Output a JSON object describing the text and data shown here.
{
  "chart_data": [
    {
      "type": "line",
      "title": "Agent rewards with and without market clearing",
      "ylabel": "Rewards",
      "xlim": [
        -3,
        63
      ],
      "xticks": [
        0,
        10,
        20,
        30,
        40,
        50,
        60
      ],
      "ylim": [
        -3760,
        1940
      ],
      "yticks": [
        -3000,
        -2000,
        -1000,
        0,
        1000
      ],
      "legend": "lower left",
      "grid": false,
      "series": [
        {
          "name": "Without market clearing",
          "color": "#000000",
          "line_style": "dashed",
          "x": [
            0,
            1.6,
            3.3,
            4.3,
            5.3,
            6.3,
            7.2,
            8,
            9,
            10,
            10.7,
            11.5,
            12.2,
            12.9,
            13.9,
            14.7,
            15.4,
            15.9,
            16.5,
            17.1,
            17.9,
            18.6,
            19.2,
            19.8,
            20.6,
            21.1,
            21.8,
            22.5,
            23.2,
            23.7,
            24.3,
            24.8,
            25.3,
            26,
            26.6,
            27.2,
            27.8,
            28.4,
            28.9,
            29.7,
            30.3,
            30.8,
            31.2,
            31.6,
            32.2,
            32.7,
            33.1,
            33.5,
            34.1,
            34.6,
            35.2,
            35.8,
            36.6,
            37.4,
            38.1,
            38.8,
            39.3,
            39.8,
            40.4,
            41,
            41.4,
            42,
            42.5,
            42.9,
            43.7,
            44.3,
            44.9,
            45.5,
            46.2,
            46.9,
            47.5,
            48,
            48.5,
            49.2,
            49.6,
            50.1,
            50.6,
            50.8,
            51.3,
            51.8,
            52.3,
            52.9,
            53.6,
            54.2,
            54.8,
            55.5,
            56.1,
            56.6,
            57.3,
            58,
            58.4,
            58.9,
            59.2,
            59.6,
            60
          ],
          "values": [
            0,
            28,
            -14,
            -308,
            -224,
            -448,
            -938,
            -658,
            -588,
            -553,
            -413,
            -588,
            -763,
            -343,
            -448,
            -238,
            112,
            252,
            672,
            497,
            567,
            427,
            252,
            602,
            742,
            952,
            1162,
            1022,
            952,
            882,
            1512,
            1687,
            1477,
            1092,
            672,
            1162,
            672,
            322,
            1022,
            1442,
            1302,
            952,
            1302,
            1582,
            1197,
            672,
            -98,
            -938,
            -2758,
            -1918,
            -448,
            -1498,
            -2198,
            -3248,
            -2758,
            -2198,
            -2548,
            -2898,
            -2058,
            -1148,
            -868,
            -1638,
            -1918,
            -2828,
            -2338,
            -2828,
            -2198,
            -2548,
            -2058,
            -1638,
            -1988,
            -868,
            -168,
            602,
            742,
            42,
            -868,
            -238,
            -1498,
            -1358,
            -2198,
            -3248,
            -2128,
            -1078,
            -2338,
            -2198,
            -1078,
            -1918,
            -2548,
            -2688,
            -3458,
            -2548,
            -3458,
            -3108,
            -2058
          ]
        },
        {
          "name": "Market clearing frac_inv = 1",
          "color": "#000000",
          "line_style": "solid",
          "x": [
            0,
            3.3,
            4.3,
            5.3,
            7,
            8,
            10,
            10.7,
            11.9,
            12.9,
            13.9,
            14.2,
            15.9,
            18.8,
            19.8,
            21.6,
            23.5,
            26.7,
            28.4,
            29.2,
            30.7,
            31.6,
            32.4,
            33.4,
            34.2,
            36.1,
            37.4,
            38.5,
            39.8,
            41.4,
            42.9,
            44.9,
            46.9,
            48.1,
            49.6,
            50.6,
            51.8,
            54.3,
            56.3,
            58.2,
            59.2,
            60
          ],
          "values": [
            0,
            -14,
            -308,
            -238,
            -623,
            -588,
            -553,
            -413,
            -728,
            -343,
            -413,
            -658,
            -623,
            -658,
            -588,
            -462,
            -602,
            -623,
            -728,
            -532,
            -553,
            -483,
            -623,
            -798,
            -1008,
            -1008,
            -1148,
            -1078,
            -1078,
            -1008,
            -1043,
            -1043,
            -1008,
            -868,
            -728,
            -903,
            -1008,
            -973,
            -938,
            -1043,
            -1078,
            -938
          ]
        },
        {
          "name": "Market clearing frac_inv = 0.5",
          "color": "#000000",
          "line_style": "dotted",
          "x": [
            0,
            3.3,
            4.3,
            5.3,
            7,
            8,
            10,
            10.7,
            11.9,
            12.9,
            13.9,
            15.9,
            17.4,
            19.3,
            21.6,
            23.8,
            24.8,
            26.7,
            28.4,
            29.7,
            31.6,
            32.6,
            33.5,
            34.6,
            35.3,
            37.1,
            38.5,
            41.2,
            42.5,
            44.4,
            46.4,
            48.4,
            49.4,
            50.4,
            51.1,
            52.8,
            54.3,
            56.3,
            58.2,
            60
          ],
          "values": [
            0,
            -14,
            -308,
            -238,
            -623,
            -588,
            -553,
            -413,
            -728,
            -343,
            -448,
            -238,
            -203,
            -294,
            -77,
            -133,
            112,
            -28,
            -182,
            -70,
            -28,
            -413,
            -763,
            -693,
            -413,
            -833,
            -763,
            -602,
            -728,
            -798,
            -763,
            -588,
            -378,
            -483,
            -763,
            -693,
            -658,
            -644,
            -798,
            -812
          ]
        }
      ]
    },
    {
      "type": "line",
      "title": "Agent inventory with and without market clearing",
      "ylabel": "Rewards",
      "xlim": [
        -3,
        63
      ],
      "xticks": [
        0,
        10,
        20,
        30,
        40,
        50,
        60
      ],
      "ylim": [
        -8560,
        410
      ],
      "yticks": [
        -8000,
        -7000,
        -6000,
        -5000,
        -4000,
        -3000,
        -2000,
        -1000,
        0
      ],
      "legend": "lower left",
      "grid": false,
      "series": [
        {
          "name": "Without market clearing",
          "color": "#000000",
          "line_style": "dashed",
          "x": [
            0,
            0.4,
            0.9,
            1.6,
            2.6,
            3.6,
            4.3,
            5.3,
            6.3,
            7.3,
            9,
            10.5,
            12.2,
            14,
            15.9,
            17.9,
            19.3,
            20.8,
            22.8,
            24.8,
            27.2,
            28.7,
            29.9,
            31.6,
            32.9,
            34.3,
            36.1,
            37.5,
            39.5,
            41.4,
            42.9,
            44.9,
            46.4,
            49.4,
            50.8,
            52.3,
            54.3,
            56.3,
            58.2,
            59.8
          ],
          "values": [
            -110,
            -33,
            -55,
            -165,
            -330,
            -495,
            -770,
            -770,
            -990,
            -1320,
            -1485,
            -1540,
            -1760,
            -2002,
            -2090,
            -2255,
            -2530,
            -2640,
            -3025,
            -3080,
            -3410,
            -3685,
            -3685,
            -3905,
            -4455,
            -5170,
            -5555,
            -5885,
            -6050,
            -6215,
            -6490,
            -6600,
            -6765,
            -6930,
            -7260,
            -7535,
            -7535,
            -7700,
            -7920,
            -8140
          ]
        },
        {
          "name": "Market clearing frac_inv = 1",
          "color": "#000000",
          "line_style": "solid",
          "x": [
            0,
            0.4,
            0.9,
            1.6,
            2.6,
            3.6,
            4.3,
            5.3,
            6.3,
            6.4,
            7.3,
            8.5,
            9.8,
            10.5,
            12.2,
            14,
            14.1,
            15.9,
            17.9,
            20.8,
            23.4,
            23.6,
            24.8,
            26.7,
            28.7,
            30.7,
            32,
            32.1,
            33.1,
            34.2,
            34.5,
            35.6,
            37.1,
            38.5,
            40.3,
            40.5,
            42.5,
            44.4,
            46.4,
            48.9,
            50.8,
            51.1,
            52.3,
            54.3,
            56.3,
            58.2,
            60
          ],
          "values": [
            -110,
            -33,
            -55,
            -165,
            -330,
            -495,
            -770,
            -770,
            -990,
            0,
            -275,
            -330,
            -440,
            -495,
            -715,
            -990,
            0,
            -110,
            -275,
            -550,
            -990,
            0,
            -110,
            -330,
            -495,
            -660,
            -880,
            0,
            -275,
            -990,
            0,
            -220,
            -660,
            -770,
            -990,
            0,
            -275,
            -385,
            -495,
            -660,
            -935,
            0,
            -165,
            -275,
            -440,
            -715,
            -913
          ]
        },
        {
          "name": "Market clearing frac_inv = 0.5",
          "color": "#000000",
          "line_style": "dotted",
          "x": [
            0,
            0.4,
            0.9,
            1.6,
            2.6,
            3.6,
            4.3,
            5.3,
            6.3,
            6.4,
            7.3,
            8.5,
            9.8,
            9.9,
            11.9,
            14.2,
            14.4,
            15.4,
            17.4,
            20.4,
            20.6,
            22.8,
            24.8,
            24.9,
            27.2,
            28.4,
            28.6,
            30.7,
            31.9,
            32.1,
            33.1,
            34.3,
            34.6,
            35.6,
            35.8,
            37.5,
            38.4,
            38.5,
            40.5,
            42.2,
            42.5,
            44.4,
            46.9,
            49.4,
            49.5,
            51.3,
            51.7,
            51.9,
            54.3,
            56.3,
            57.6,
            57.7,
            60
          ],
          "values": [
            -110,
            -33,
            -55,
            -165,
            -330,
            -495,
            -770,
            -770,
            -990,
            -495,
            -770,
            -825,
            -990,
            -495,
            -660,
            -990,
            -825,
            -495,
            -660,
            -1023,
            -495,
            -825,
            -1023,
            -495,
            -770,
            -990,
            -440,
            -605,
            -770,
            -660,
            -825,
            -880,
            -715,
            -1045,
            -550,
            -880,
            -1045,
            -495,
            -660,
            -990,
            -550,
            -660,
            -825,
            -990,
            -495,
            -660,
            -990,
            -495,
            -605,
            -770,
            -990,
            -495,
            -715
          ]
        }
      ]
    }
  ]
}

________________________________________

## WORK TO DO
What is the number of lines above that contain "Agent"? Answer with that number only.

## SOLUTION TO THIS PROBLEM
2